Return all entries precisely as they stand, without the images.
--- begin Dataset rows ---
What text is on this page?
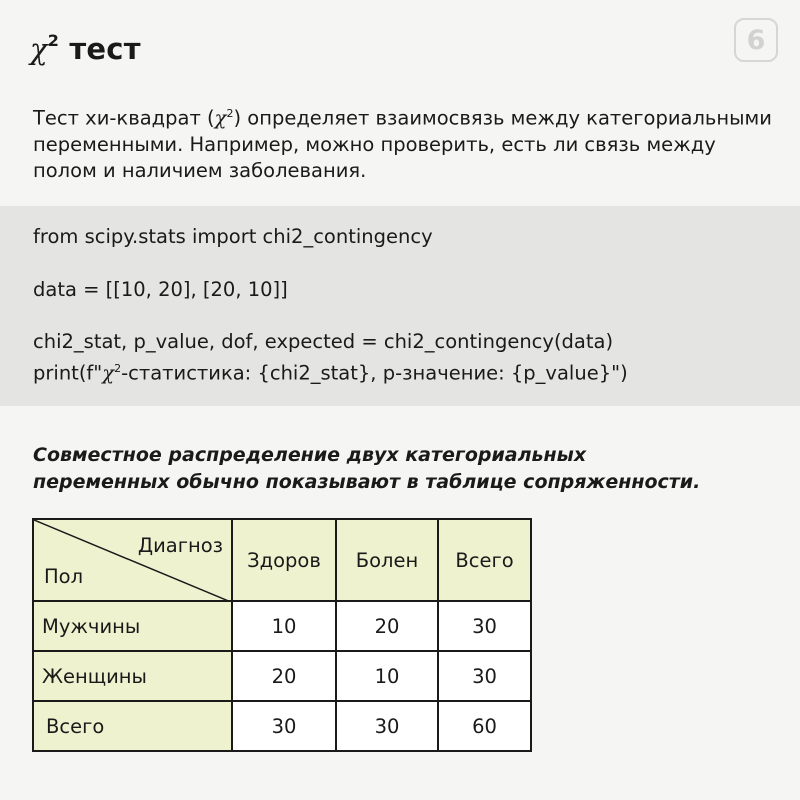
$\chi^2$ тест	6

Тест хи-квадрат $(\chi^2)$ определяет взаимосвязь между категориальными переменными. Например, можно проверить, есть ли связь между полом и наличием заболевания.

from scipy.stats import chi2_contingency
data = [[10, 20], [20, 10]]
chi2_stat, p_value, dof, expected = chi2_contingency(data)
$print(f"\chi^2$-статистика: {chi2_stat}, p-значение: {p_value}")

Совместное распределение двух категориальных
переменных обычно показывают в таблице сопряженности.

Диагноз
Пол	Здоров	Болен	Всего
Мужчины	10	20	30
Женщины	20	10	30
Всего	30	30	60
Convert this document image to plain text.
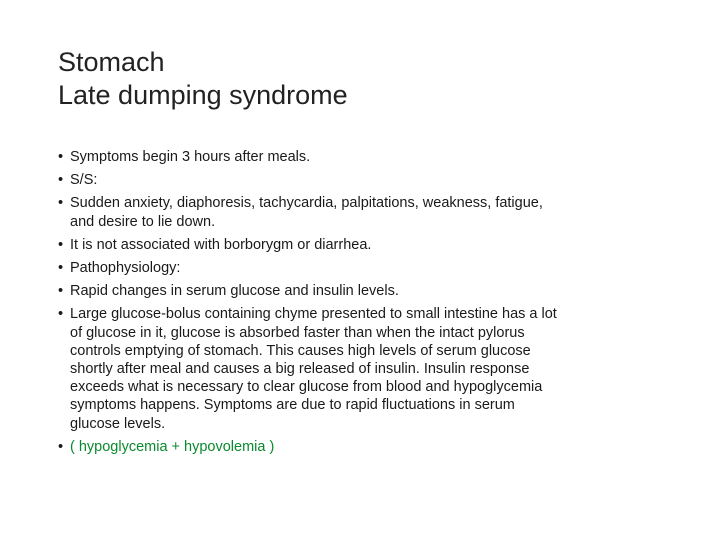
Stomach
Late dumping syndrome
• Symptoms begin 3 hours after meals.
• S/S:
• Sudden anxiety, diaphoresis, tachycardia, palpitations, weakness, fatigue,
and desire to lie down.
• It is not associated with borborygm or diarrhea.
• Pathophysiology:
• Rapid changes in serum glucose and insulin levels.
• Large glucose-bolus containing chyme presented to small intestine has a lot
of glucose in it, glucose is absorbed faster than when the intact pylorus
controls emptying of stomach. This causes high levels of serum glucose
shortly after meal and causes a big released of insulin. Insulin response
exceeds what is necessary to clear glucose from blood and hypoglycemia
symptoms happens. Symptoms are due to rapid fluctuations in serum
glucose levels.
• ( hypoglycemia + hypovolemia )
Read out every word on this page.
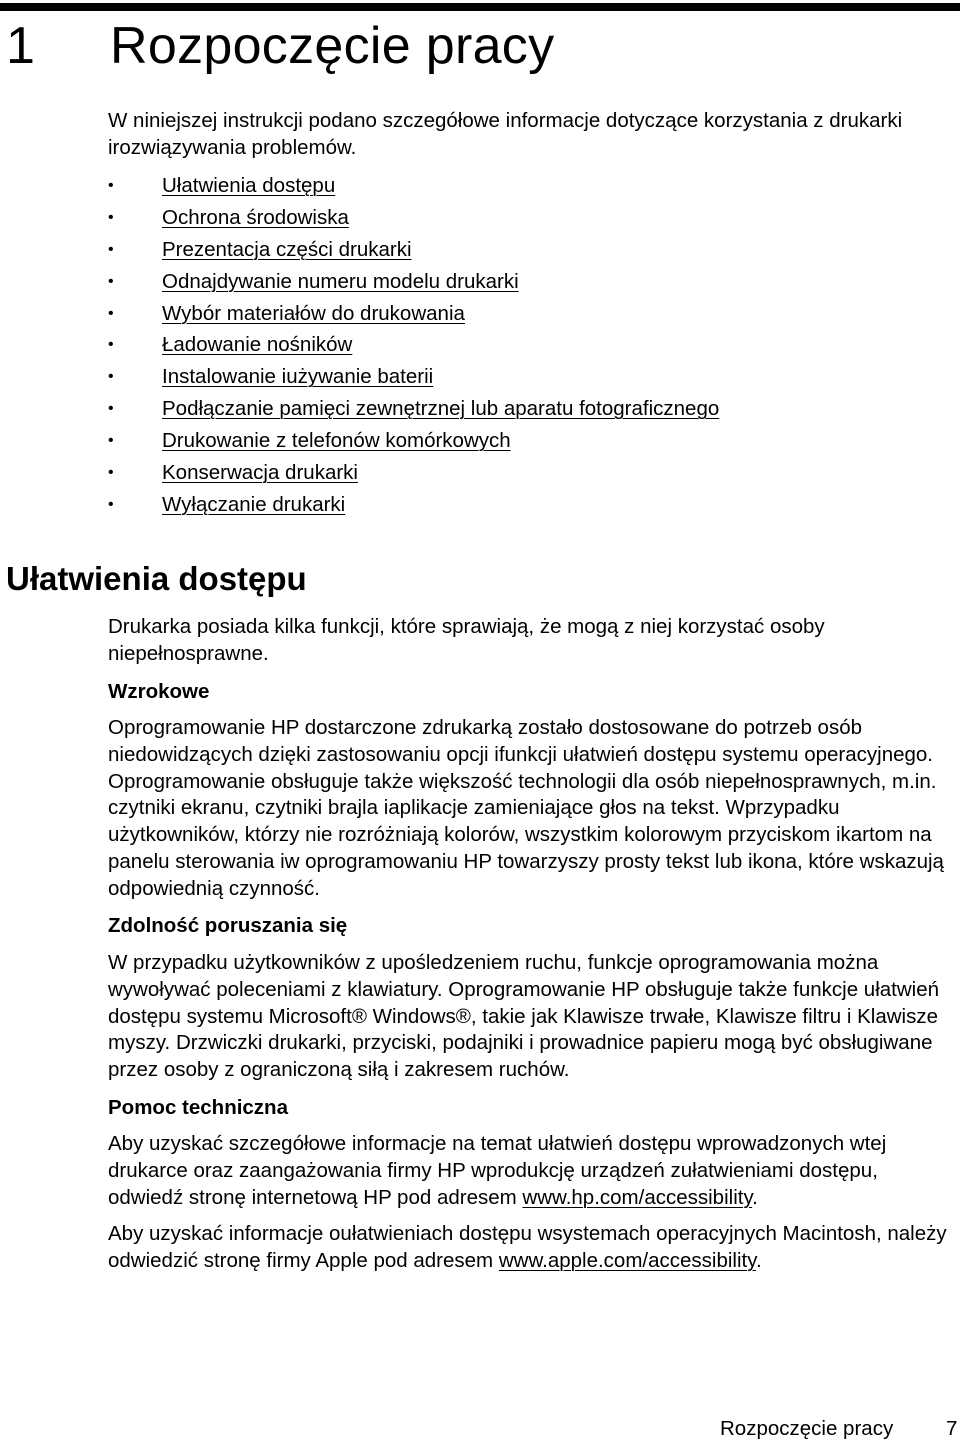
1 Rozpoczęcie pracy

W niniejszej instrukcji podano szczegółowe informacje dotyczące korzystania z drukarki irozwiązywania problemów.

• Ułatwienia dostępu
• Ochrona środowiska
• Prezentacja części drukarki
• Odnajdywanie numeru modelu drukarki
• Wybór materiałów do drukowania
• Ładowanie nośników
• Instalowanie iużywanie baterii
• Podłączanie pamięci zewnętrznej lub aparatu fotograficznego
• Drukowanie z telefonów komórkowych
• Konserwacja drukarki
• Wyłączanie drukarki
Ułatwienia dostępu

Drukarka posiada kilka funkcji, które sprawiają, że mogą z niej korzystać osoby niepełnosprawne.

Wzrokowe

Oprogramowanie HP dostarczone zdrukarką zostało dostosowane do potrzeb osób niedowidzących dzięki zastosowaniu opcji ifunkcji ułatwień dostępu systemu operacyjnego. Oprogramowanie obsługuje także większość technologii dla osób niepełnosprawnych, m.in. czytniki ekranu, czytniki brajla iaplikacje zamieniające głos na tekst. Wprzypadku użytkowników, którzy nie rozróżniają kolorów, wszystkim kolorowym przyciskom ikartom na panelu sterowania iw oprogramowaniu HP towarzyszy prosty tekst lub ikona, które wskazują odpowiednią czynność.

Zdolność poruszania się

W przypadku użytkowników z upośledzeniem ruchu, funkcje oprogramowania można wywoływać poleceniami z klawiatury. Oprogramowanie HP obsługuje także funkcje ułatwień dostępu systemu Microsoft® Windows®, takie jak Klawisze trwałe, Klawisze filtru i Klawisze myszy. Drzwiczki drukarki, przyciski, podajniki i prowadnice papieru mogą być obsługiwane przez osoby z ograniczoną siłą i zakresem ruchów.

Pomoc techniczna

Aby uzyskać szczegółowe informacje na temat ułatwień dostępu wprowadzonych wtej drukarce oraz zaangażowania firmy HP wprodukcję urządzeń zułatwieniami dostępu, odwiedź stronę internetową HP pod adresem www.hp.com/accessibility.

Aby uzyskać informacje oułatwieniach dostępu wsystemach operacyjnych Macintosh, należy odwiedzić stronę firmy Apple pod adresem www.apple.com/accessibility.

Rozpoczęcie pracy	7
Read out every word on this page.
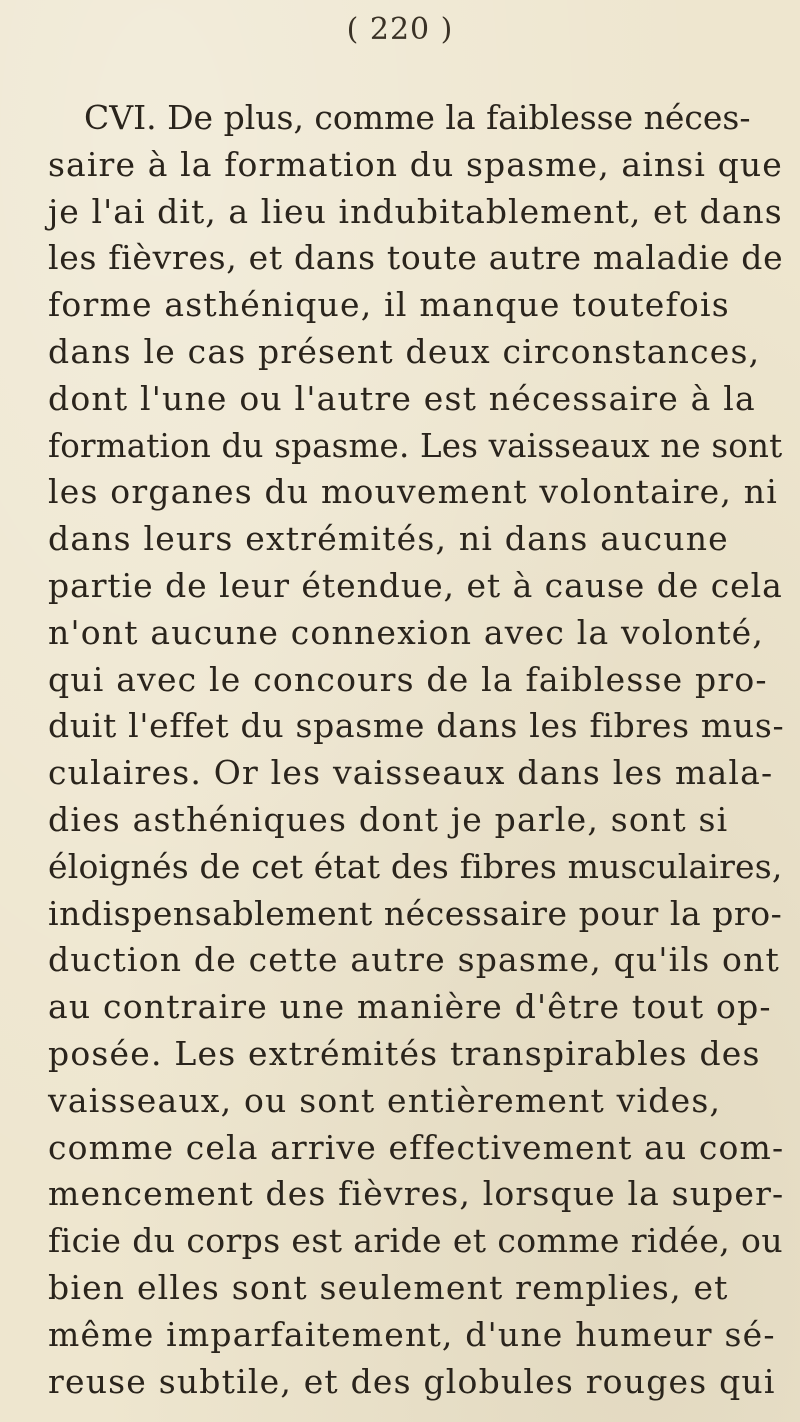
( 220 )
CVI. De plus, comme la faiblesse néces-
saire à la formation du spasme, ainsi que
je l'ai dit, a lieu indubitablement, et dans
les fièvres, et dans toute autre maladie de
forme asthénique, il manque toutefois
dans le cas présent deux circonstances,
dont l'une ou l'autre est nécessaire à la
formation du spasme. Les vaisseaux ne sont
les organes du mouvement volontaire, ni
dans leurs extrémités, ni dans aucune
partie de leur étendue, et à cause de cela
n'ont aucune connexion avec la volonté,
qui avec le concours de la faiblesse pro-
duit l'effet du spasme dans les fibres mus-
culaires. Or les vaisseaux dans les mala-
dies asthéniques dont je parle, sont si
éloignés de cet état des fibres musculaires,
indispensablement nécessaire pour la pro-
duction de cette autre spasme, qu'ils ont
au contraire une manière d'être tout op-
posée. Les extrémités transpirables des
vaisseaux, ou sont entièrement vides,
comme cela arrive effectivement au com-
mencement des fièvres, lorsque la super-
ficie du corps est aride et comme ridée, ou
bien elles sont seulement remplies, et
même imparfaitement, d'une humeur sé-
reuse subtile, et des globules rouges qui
--- end Dataset rows ---
> [Task result]
What text is on this page?
$\chi^2$ тест	6

Тест хи-квадрат $(\chi^2)$ определяет взаимосвязь между категориальными переменными. Например, можно проверить, есть ли связь между полом и наличием заболевания.

from scipy.stats import chi2_contingency
data = [[10, 20], [20, 10]]
chi2_stat, p_value, dof, expected = chi2_contingency(data)
$print(f"\chi^2$-статистика: {chi2_stat}, p-значение: {p_value}")

Совместное распределение двух категориальных
переменных обычно показывают в таблице сопряженности.

Диагноз
Пол	Здоров	Болен	Всего
Мужчины	10	20	30
Женщины	20	10	30
Всего	30	30	60
Convert this document image to plain text.
Stomach
Late dumping syndrome
• Symptoms begin 3 hours after meals.
• S/S:
• Sudden anxiety, diaphoresis, tachycardia, palpitations, weakness, fatigue,
and desire to lie down.
• It is not associated with borborygm or diarrhea.
• Pathophysiology:
• Rapid changes in serum glucose and insulin levels.
• Large glucose-bolus containing chyme presented to small intestine has a lot
of glucose in it, glucose is absorbed faster than when the intact pylorus
controls emptying of stomach. This causes high levels of serum glucose
shortly after meal and causes a big released of insulin. Insulin response
exceeds what is necessary to clear glucose from blood and hypoglycemia
symptoms happens. Symptoms are due to rapid fluctuations in serum
glucose levels.
• ( hypoglycemia + hypovolemia )
Read out every word on this page.
1 Rozpoczęcie pracy

W niniejszej instrukcji podano szczegółowe informacje dotyczące korzystania z drukarki irozwiązywania problemów.

• Ułatwienia dostępu
• Ochrona środowiska
• Prezentacja części drukarki
• Odnajdywanie numeru modelu drukarki
• Wybór materiałów do drukowania
• Ładowanie nośników
• Instalowanie iużywanie baterii
• Podłączanie pamięci zewnętrznej lub aparatu fotograficznego
• Drukowanie z telefonów komórkowych
• Konserwacja drukarki
• Wyłączanie drukarki
Ułatwienia dostępu

Drukarka posiada kilka funkcji, które sprawiają, że mogą z niej korzystać osoby niepełnosprawne.

Wzrokowe

Oprogramowanie HP dostarczone zdrukarką zostało dostosowane do potrzeb osób niedowidzących dzięki zastosowaniu opcji ifunkcji ułatwień dostępu systemu operacyjnego. Oprogramowanie obsługuje także większość technologii dla osób niepełnosprawnych, m.in. czytniki ekranu, czytniki brajla iaplikacje zamieniające głos na tekst. Wprzypadku użytkowników, którzy nie rozróżniają kolorów, wszystkim kolorowym przyciskom ikartom na panelu sterowania iw oprogramowaniu HP towarzyszy prosty tekst lub ikona, które wskazują odpowiednią czynność.

Zdolność poruszania się

W przypadku użytkowników z upośledzeniem ruchu, funkcje oprogramowania można wywoływać poleceniami z klawiatury. Oprogramowanie HP obsługuje także funkcje ułatwień dostępu systemu Microsoft® Windows®, takie jak Klawisze trwałe, Klawisze filtru i Klawisze myszy. Drzwiczki drukarki, przyciski, podajniki i prowadnice papieru mogą być obsługiwane przez osoby z ograniczoną siłą i zakresem ruchów.

Pomoc techniczna

Aby uzyskać szczegółowe informacje na temat ułatwień dostępu wprowadzonych wtej drukarce oraz zaangażowania firmy HP wprodukcję urządzeń zułatwieniami dostępu, odwiedź stronę internetową HP pod adresem www.hp.com/accessibility.

Aby uzyskać informacje oułatwieniach dostępu wsystemach operacyjnych Macintosh, należy odwiedzić stronę firmy Apple pod adresem www.apple.com/accessibility.

Rozpoczęcie pracy	7
Read out every word on this page.
( 220 )
CVI. De plus, comme la faiblesse néces-
saire à la formation du spasme, ainsi que
je l'ai dit, a lieu indubitablement, et dans
les fièvres, et dans toute autre maladie de
forme asthénique, il manque toutefois
dans le cas présent deux circonstances,
dont l'une ou l'autre est nécessaire à la
formation du spasme. Les vaisseaux ne sont
les organes du mouvement volontaire, ni
dans leurs extrémités, ni dans aucune
partie de leur étendue, et à cause de cela
n'ont aucune connexion avec la volonté,
qui avec le concours de la faiblesse pro-
duit l'effet du spasme dans les fibres mus-
culaires. Or les vaisseaux dans les mala-
dies asthéniques dont je parle, sont si
éloignés de cet état des fibres musculaires,
indispensablement nécessaire pour la pro-
duction de cette autre spasme, qu'ils ont
au contraire une manière d'être tout op-
posée. Les extrémités transpirables des
vaisseaux, ou sont entièrement vides,
comme cela arrive effectivement au com-
mencement des fièvres, lorsque la super-
ficie du corps est aride et comme ridée, ou
bien elles sont seulement remplies, et
même imparfaitement, d'une humeur sé-
reuse subtile, et des globules rouges qui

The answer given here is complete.